# Text excerpt
== Segment start ==

2. RELEVANCE TO UNDER-RESOURCED SETTINGS

2.1. Magnitude of the problem

Worldwide 585,000 women die every year as a result of pregnancy and childbirth and 99% of these deaths are occurring in the developing countries (1). About 25% of maternal deaths in Asian Countries are due to haemorrhage during pregnancy, birth or postpartum period. Of these almost 30% are contributed by postpartum haemorrhage. Further 15-20% of these (PPH) maternal deaths are due to retained placenta (2). Incidence of retained placenta is 0.8 – 1.2% of births (2). In modern practice manual removal of the placenta is used if there is failure to deliver the placenta half an hour after delivery of the newborn. Manual removal of the placenta carries a risk of trauma, haemorrhage, rhesus alloimmunization, postpartum infection and anaesthetic complications. In general, infrastructure such as operation theatre facilities and anaesthetists are not available at primary care levels. Therefore a less invasive and inexpensive form of management may be valuable to reduce the need for operative manual removal of retained placenta.

== Segment end ==

# Dataset entries
== Segment start ==

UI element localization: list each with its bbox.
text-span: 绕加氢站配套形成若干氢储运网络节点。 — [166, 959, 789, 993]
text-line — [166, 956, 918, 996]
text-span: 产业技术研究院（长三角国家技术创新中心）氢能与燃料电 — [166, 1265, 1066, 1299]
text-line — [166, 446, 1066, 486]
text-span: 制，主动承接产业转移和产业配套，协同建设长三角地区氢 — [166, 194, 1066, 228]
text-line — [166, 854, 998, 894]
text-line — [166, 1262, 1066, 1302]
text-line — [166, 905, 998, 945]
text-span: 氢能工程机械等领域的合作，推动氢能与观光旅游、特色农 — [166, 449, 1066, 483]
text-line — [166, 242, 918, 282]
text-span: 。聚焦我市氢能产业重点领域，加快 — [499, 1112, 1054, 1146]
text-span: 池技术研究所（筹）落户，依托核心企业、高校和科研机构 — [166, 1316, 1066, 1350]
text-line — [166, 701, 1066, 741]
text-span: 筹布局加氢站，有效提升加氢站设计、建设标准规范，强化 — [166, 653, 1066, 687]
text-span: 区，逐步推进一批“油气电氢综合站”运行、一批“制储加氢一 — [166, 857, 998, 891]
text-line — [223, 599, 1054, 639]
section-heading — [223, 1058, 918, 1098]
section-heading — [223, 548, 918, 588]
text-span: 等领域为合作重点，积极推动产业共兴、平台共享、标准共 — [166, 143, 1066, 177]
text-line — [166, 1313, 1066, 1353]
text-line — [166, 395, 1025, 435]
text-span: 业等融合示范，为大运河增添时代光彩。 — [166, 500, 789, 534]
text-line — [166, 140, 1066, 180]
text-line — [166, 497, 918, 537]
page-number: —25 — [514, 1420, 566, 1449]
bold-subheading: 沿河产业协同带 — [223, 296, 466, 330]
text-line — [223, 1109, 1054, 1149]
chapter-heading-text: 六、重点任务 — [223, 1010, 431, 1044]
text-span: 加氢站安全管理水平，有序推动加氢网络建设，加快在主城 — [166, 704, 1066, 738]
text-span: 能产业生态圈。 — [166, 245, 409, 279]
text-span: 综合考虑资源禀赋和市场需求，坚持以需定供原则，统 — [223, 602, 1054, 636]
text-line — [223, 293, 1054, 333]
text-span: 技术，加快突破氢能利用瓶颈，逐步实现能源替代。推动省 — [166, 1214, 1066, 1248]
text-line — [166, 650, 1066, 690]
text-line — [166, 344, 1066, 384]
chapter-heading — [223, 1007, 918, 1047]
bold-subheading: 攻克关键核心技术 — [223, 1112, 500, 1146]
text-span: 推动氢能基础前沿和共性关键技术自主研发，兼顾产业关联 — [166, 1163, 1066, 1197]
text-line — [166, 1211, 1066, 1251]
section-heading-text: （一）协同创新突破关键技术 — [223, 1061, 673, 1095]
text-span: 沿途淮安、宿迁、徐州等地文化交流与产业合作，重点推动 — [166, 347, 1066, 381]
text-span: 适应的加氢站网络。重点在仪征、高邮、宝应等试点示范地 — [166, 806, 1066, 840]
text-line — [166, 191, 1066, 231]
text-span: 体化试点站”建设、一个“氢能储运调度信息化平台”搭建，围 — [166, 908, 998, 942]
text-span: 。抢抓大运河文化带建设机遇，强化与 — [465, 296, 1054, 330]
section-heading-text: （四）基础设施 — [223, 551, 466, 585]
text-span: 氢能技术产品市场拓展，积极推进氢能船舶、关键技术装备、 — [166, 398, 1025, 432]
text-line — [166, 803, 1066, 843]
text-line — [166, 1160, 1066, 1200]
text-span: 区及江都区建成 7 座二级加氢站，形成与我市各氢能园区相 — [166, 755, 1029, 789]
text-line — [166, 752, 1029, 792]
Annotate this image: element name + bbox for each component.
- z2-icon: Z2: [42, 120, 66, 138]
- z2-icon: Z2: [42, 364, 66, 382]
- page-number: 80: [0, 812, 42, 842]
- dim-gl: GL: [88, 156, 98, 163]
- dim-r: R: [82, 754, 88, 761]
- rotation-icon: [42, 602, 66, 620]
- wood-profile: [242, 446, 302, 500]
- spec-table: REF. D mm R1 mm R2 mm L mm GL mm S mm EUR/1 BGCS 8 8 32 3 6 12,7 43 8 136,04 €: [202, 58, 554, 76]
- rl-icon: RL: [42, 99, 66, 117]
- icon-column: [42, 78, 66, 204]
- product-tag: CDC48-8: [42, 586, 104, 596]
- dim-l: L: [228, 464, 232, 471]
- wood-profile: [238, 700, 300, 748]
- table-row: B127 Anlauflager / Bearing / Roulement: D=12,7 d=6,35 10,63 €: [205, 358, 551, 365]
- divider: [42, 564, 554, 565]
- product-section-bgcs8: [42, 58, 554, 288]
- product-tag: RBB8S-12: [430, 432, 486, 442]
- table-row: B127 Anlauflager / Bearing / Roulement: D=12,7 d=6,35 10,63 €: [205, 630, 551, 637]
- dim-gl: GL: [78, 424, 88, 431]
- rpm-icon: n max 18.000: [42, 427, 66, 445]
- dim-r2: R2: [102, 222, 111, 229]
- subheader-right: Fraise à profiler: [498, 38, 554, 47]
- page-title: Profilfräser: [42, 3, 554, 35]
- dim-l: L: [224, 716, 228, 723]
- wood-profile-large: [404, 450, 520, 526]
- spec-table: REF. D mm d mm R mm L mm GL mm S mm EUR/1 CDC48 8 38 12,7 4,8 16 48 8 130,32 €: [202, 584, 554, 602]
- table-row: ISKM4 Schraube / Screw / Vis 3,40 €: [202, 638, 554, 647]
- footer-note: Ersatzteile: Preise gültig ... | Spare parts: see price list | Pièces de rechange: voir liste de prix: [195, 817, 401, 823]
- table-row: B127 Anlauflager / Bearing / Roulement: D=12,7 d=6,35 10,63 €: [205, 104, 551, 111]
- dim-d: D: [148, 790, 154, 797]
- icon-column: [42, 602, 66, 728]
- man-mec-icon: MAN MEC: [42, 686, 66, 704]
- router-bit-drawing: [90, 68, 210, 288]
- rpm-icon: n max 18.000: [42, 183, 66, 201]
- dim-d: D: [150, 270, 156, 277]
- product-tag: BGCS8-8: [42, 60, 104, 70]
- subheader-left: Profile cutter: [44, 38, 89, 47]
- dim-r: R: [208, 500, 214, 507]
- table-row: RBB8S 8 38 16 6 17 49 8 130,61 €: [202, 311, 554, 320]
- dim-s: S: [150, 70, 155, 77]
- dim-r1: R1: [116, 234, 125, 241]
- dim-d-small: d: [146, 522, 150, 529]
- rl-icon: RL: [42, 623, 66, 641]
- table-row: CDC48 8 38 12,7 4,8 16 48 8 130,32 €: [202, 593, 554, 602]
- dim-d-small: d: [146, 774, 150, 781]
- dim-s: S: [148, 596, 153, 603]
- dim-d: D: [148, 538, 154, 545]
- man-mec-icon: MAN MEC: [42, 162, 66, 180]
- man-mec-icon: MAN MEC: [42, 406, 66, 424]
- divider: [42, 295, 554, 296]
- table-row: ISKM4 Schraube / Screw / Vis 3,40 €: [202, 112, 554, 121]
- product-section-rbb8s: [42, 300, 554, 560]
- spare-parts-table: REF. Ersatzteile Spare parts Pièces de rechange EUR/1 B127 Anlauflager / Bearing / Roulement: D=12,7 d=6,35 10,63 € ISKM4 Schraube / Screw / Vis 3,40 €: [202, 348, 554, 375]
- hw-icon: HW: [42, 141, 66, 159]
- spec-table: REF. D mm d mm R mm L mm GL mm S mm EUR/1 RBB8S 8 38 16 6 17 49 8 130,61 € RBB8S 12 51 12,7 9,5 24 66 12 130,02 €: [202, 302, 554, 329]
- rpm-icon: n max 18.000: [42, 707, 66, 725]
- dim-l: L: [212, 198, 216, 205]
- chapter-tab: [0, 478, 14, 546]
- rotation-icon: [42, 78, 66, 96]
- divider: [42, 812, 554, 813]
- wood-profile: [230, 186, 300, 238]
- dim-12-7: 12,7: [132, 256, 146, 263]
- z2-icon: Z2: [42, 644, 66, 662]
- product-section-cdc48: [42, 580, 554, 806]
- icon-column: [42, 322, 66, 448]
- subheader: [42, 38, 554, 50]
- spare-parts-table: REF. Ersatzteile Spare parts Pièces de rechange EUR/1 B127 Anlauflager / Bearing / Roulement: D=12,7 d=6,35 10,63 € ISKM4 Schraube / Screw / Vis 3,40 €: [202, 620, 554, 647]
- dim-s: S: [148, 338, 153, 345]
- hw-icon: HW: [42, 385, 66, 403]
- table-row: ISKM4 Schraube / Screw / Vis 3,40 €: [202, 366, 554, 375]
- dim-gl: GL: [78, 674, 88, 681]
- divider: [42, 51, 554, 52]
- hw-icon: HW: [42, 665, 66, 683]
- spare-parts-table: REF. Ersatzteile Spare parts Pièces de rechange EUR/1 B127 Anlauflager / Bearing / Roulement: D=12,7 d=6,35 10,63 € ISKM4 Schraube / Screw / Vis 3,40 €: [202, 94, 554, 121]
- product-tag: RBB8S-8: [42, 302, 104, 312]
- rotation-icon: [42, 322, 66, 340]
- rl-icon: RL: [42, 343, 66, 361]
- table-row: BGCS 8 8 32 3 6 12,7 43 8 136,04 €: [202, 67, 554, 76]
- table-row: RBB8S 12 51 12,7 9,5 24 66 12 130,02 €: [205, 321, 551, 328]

== Segment end ==

# Work instructions
1 > According to the text on retained placenta, how often does retained placenta occur?
2 > Please carry on the text on retained placenta from its last sentence.

# Results for each task
1 > In 0.8–1.2% of births.

2 >
2.2. Feasibility of the intervention

The feasibility of the intervention may be considered from various aspects such as availability of trained health personnel, infrastructure and cost. Personnel assisting deliveries must be trained properly in the technique of giving saline (plus oxytocin) injections into the. In terms of efficacy, there is no evidence from the data reviewed for preferring prostaglandins over oxytocin. Furthermore, prostaglandins are likely to cost more than oxytocin in most developing countries. In India, 10 IU of oxytocin costs about US$ 0.25, which is affordable and the same is likely to be the case in most under-resourced settings. Provided that the health workers are trained in the technique it would be feasible to implement this intervention.

2.3. Applicability of the results of the Cochrane Review

All of the trials reviewed were conducted in developed countries, with the exception of one which was conducted in Latin America. The populations might differ in terms of the incidence of the problem but there are no biological reasons to expect a different effect of saline plus oxytocin in different ethnic groups.

2.4. Implementation of the intervention

The difficulties in implementing this intervention are related to the training of personnel in the technique of giving injections into the umbilical vein. Oxytocin and saline should be available in all primary and secondary care centres.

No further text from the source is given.